Requirements.
Retype all the records with nothing changed.

Entries supplied.
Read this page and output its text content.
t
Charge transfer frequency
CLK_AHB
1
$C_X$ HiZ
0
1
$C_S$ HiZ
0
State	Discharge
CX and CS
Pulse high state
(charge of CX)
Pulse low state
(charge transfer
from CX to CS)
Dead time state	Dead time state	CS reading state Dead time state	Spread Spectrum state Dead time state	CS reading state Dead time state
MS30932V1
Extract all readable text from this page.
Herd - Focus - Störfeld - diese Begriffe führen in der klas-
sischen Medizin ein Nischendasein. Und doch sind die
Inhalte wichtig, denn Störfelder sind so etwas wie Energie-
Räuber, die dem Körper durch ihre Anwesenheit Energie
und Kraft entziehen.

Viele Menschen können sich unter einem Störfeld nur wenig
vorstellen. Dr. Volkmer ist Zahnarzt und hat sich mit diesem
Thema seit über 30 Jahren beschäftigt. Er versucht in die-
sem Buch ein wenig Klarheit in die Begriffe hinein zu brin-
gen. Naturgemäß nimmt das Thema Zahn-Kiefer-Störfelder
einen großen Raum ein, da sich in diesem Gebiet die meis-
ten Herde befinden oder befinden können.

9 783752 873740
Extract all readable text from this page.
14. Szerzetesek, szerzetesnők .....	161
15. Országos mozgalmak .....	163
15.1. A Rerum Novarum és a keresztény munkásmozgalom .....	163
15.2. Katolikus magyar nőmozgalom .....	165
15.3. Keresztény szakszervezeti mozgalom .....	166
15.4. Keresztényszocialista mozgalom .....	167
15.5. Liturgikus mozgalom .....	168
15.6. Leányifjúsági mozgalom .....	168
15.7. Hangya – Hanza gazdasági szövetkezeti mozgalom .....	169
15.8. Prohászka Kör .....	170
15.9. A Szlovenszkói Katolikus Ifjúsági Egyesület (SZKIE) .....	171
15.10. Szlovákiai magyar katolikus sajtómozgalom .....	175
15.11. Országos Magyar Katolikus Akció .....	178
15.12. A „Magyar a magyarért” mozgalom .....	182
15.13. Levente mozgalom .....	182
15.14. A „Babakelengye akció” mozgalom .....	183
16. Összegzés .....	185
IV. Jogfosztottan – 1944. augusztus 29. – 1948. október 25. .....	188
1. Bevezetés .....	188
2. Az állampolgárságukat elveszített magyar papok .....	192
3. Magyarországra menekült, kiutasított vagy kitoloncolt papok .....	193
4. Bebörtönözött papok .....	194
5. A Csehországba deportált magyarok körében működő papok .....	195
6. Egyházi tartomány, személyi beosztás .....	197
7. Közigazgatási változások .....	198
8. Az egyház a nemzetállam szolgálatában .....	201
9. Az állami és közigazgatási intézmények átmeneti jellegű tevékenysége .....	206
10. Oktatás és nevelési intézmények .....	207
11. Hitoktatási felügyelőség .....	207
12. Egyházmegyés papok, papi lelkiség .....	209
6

Output for this exercise.
Read this page and output its text content.
t
Charge transfer frequency
CLK_AHB
1
$C_X$ HiZ
0
1
$C_S$ HiZ
0
State	Discharge
CX and CS
Pulse high state
(charge of CX)
Pulse low state
(charge transfer
from CX to CS)
Dead time state	Dead time state	CS reading state Dead time state	Spread Spectrum state Dead time state	CS reading state Dead time state
MS30932V1
Extract all readable text from this page.
Herd - Focus - Störfeld - diese Begriffe führen in der klas-
sischen Medizin ein Nischendasein. Und doch sind die
Inhalte wichtig, denn Störfelder sind so etwas wie Energie-
Räuber, die dem Körper durch ihre Anwesenheit Energie
und Kraft entziehen.

Viele Menschen können sich unter einem Störfeld nur wenig
vorstellen. Dr. Volkmer ist Zahnarzt und hat sich mit diesem
Thema seit über 30 Jahren beschäftigt. Er versucht in die-
sem Buch ein wenig Klarheit in die Begriffe hinein zu brin-
gen. Naturgemäß nimmt das Thema Zahn-Kiefer-Störfelder
einen großen Raum ein, da sich in diesem Gebiet die meis-
ten Herde befinden oder befinden können.

9 783752 873740
Extract all readable text from this page.
14. Szerzetesek, szerzetesnők .....	161
15. Országos mozgalmak .....	163
15.1. A Rerum Novarum és a keresztény munkásmozgalom .....	163
15.2. Katolikus magyar nőmozgalom .....	165
15.3. Keresztény szakszervezeti mozgalom .....	166
15.4. Keresztényszocialista mozgalom .....	167
15.5. Liturgikus mozgalom .....	168
15.6. Leányifjúsági mozgalom .....	168
15.7. Hangya – Hanza gazdasági szövetkezeti mozgalom .....	169
15.8. Prohászka Kör .....	170
15.9. A Szlovenszkói Katolikus Ifjúsági Egyesület (SZKIE) .....	171
15.10. Szlovákiai magyar katolikus sajtómozgalom .....	175
15.11. Országos Magyar Katolikus Akció .....	178
15.12. A „Magyar a magyarért” mozgalom .....	182
15.13. Levente mozgalom .....	182
15.14. A „Babakelengye akció” mozgalom .....	183
16. Összegzés .....	185
IV. Jogfosztottan – 1944. augusztus 29. – 1948. október 25. .....	188
1. Bevezetés .....	188
2. Az állampolgárságukat elveszített magyar papok .....	192
3. Magyarországra menekült, kiutasított vagy kitoloncolt papok .....	193
4. Bebörtönözött papok .....	194
5. A Csehországba deportált magyarok körében működő papok .....	195
6. Egyházi tartomány, személyi beosztás .....	197
7. Közigazgatási változások .....	198
8. Az egyház a nemzetállam szolgálatában .....	201
9. Az állami és közigazgatási intézmények átmeneti jellegű tevékenysége .....	206
10. Oktatás és nevelési intézmények .....	207
11. Hitoktatási felügyelőség .....	207
12. Egyházmegyés papok, papi lelkiség .....	209
6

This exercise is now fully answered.